▸ SET PROBLEM: Render the following material again verbatim, leaving nothing out.

▸ EXCERPTED RECORDS:
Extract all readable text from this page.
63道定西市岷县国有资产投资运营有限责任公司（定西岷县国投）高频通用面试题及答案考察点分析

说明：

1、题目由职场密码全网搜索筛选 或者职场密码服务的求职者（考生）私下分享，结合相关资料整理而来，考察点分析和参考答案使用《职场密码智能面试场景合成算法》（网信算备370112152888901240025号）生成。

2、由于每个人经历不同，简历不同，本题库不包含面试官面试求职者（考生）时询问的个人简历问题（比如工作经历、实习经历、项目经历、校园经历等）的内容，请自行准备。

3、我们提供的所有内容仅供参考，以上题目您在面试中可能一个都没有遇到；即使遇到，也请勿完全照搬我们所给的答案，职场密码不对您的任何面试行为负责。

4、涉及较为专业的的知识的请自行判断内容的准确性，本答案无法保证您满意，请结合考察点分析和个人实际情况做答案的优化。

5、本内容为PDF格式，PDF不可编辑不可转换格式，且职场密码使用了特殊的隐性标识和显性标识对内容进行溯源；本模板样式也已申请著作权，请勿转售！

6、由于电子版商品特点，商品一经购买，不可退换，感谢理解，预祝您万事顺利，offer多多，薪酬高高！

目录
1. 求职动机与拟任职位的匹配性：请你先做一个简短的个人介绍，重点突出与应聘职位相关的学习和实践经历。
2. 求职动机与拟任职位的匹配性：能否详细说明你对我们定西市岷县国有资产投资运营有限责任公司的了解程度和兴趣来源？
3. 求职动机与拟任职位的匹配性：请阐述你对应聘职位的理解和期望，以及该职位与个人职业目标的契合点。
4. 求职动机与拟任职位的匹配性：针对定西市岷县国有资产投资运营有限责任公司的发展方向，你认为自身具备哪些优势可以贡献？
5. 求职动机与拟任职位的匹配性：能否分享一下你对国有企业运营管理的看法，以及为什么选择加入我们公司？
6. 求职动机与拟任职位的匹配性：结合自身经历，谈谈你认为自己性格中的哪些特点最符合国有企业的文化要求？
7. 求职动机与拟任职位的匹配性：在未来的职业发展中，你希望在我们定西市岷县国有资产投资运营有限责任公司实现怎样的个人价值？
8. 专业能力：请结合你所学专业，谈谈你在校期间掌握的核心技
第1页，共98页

▸ ANSWER TO THE EXERCISE:
Extract all readable text from this page.
63道定西市岷县国有资产投资运营有限责任公司（定西岷县国投）高频通用面试题及答案考察点分析

说明：

1、题目由职场密码全网搜索筛选 或者职场密码服务的求职者（考生）私下分享，结合相关资料整理而来，考察点分析和参考答案使用《职场密码智能面试场景合成算法》（网信算备370112152888901240025号）生成。

2、由于每个人经历不同，简历不同，本题库不包含面试官面试求职者（考生）时询问的个人简历问题（比如工作经历、实习经历、项目经历、校园经历等）的内容，请自行准备。

3、我们提供的所有内容仅供参考，以上题目您在面试中可能一个都没有遇到；即使遇到，也请勿完全照搬我们所给的答案，职场密码不对您的任何面试行为负责。

4、涉及较为专业的的知识的请自行判断内容的准确性，本答案无法保证您满意，请结合考察点分析和个人实际情况做答案的优化。

5、本内容为PDF格式，PDF不可编辑不可转换格式，且职场密码使用了特殊的隐性标识和显性标识对内容进行溯源；本模板样式也已申请著作权，请勿转售！

6、由于电子版商品特点，商品一经购买，不可退换，感谢理解，预祝您万事顺利，offer多多，薪酬高高！

目录
1. 求职动机与拟任职位的匹配性：请你先做一个简短的个人介绍，重点突出与应聘职位相关的学习和实践经历。
2. 求职动机与拟任职位的匹配性：能否详细说明你对我们定西市岷县国有资产投资运营有限责任公司的了解程度和兴趣来源？
3. 求职动机与拟任职位的匹配性：请阐述你对应聘职位的理解和期望，以及该职位与个人职业目标的契合点。
4. 求职动机与拟任职位的匹配性：针对定西市岷县国有资产投资运营有限责任公司的发展方向，你认为自身具备哪些优势可以贡献？
5. 求职动机与拟任职位的匹配性：能否分享一下你对国有企业运营管理的看法，以及为什么选择加入我们公司？
6. 求职动机与拟任职位的匹配性：结合自身经历，谈谈你认为自己性格中的哪些特点最符合国有企业的文化要求？
7. 求职动机与拟任职位的匹配性：在未来的职业发展中，你希望在我们定西市岷县国有资产投资运营有限责任公司实现怎样的个人价值？
8. 专业能力：请结合你所学专业，谈谈你在校期间掌握的核心技
第1页，共98页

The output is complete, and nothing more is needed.